_Given exercise:_ Please transcribe the data below exactly. Leave the pictures out.
******************************
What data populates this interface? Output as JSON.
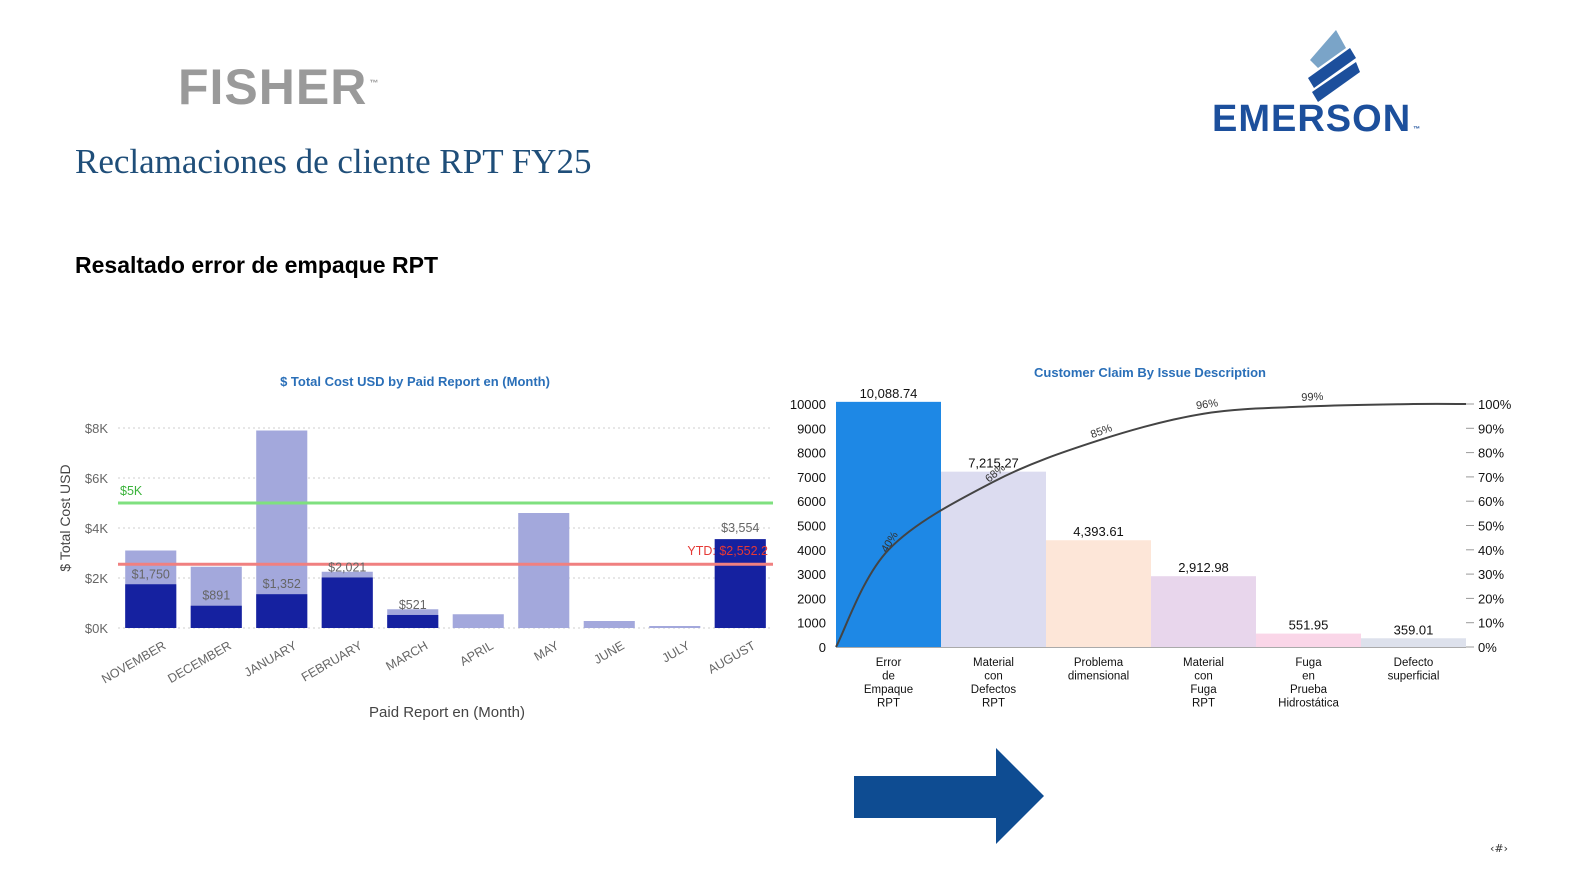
{
  "header": {
    "brand_left": "FISHER",
    "brand_right": "EMERSON",
    "trademark": "™",
    "title": "Reclamaciones de cliente RPT FY25",
    "subtitle": "Resaltado error de empaque RPT"
  },
  "page_number": "‹#›",
  "colors": {
    "title": "#1f4e79",
    "bar_dark": "#1521a0",
    "bar_light": "#a3a8dc",
    "target_line": "#7fe07f",
    "ytd_line": "#f08080",
    "pareto_line": "#444444",
    "arrow": "#0e4c92",
    "emerson_blue": "#1c4f9c"
  },
  "chart_data": [
    {
      "type": "bar",
      "title": "$ Total Cost USD by Paid Report en (Month)",
      "xlabel": "Paid Report en (Month)",
      "ylabel": "$ Total Cost USD",
      "ylim": [
        0,
        8000
      ],
      "y_ticks": [
        "$0K",
        "$2K",
        "$4K",
        "$6K",
        "$8K"
      ],
      "categories": [
        "NOVEMBER",
        "DECEMBER",
        "JANUARY",
        "FEBRUARY",
        "MARCH",
        "APRIL",
        "MAY",
        "JUNE",
        "JULY",
        "AUGUST"
      ],
      "series": [
        {
          "role": "highlight",
          "values": [
            1750,
            891,
            1352,
            2021,
            521,
            0,
            0,
            0,
            0,
            3554
          ]
        },
        {
          "role": "total",
          "values": [
            3100,
            2450,
            7900,
            2250,
            750,
            550,
            4600,
            280,
            80,
            3554
          ]
        }
      ],
      "data_labels": [
        "$1,750",
        "$891",
        "$1,352",
        "$2,021",
        "$521",
        "",
        "",
        "",
        "",
        "$3,554"
      ],
      "reference_lines": [
        {
          "label": "$5K",
          "value": 5000
        },
        {
          "label": "YTD: $2,552.2",
          "value": 2552.2
        }
      ],
      "grid": true,
      "legend": "none"
    },
    {
      "type": "bar",
      "title": "Customer Claim By Issue Description",
      "xlabel": "",
      "ylabel": "",
      "ylim": [
        0,
        10000
      ],
      "y_ticks": [
        "0",
        "1000",
        "2000",
        "3000",
        "4000",
        "5000",
        "6000",
        "7000",
        "8000",
        "9000",
        "10000"
      ],
      "y2_ticks": [
        "0%",
        "10%",
        "20%",
        "30%",
        "40%",
        "50%",
        "60%",
        "70%",
        "80%",
        "90%",
        "100%"
      ],
      "categories": [
        [
          "Error",
          "de",
          "Empaque",
          "RPT"
        ],
        [
          "Material",
          "con",
          "Defectos",
          "RPT"
        ],
        [
          "Problema",
          "dimensional"
        ],
        [
          "Material",
          "con",
          "Fuga",
          "RPT"
        ],
        [
          "Fuga",
          "en",
          "Prueba",
          "Hidrostática"
        ],
        [
          "Defecto",
          "superficial"
        ]
      ],
      "values": [
        10088.74,
        7215.27,
        4393.61,
        2912.98,
        551.95,
        359.01
      ],
      "value_labels": [
        "10,088.74",
        "7,215.27",
        "4,393.61",
        "2,912.98",
        "551.95",
        "359.01"
      ],
      "bar_colors": [
        "#1e88e5",
        "#dcdcf0",
        "#fde6d8",
        "#e8d6ec",
        "#fad6e8",
        "#dde1ec"
      ],
      "cumulative_pct": [
        40,
        68,
        85,
        96,
        99,
        100
      ],
      "cumulative_labels": [
        "40%",
        "68%",
        "85%",
        "96%",
        "99%"
      ],
      "legend": "none"
    }
  ]
}
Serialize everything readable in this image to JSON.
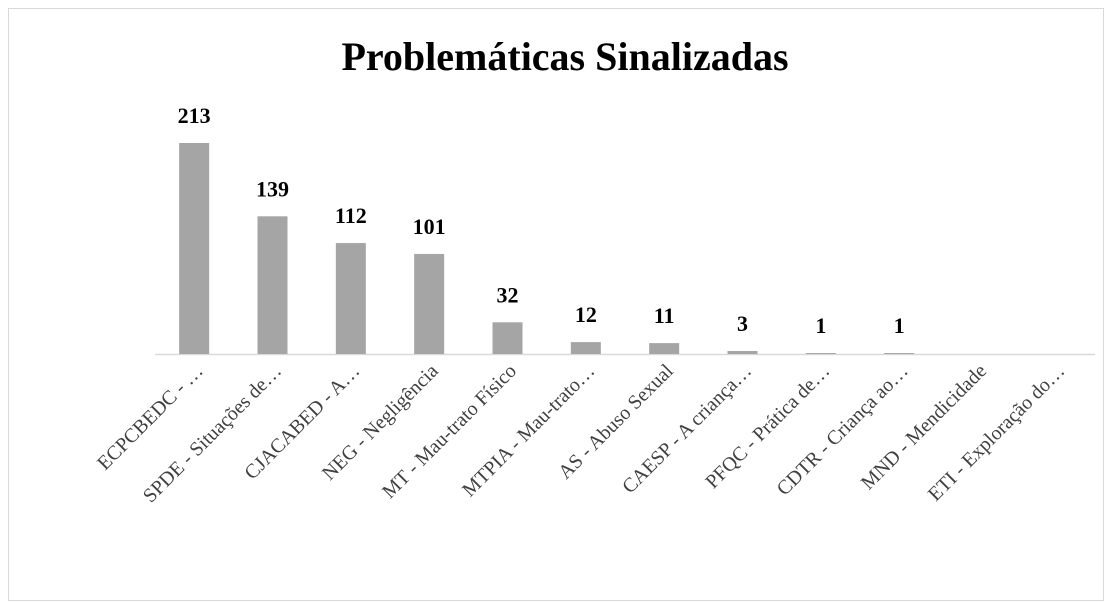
******************************
_Output for this exercise:_
What data populates this interface? Output as JSON.
{
  "header": {
    "brand_left": "FISHER",
    "brand_right": "EMERSON",
    "trademark": "™",
    "title": "Reclamaciones de cliente RPT FY25",
    "subtitle": "Resaltado error de empaque RPT"
  },
  "page_number": "‹#›",
  "colors": {
    "title": "#1f4e79",
    "bar_dark": "#1521a0",
    "bar_light": "#a3a8dc",
    "target_line": "#7fe07f",
    "ytd_line": "#f08080",
    "pareto_line": "#444444",
    "arrow": "#0e4c92",
    "emerson_blue": "#1c4f9c"
  },
  "chart_data": [
    {
      "type": "bar",
      "title": "$ Total Cost USD by Paid Report en (Month)",
      "xlabel": "Paid Report en (Month)",
      "ylabel": "$ Total Cost USD",
      "ylim": [
        0,
        8000
      ],
      "y_ticks": [
        "$0K",
        "$2K",
        "$4K",
        "$6K",
        "$8K"
      ],
      "categories": [
        "NOVEMBER",
        "DECEMBER",
        "JANUARY",
        "FEBRUARY",
        "MARCH",
        "APRIL",
        "MAY",
        "JUNE",
        "JULY",
        "AUGUST"
      ],
      "series": [
        {
          "role": "highlight",
          "values": [
            1750,
            891,
            1352,
            2021,
            521,
            0,
            0,
            0,
            0,
            3554
          ]
        },
        {
          "role": "total",
          "values": [
            3100,
            2450,
            7900,
            2250,
            750,
            550,
            4600,
            280,
            80,
            3554
          ]
        }
      ],
      "data_labels": [
        "$1,750",
        "$891",
        "$1,352",
        "$2,021",
        "$521",
        "",
        "",
        "",
        "",
        "$3,554"
      ],
      "reference_lines": [
        {
          "label": "$5K",
          "value": 5000
        },
        {
          "label": "YTD: $2,552.2",
          "value": 2552.2
        }
      ],
      "grid": true,
      "legend": "none"
    },
    {
      "type": "bar",
      "title": "Customer Claim By Issue Description",
      "xlabel": "",
      "ylabel": "",
      "ylim": [
        0,
        10000
      ],
      "y_ticks": [
        "0",
        "1000",
        "2000",
        "3000",
        "4000",
        "5000",
        "6000",
        "7000",
        "8000",
        "9000",
        "10000"
      ],
      "y2_ticks": [
        "0%",
        "10%",
        "20%",
        "30%",
        "40%",
        "50%",
        "60%",
        "70%",
        "80%",
        "90%",
        "100%"
      ],
      "categories": [
        [
          "Error",
          "de",
          "Empaque",
          "RPT"
        ],
        [
          "Material",
          "con",
          "Defectos",
          "RPT"
        ],
        [
          "Problema",
          "dimensional"
        ],
        [
          "Material",
          "con",
          "Fuga",
          "RPT"
        ],
        [
          "Fuga",
          "en",
          "Prueba",
          "Hidrostática"
        ],
        [
          "Defecto",
          "superficial"
        ]
      ],
      "values": [
        10088.74,
        7215.27,
        4393.61,
        2912.98,
        551.95,
        359.01
      ],
      "value_labels": [
        "10,088.74",
        "7,215.27",
        "4,393.61",
        "2,912.98",
        "551.95",
        "359.01"
      ],
      "bar_colors": [
        "#1e88e5",
        "#dcdcf0",
        "#fde6d8",
        "#e8d6ec",
        "#fad6e8",
        "#dde1ec"
      ],
      "cumulative_pct": [
        40,
        68,
        85,
        96,
        99,
        100
      ],
      "cumulative_labels": [
        "40%",
        "68%",
        "85%",
        "96%",
        "99%"
      ],
      "legend": "none"
    }
  ]
}
Serialize everything readable in this image to JSON.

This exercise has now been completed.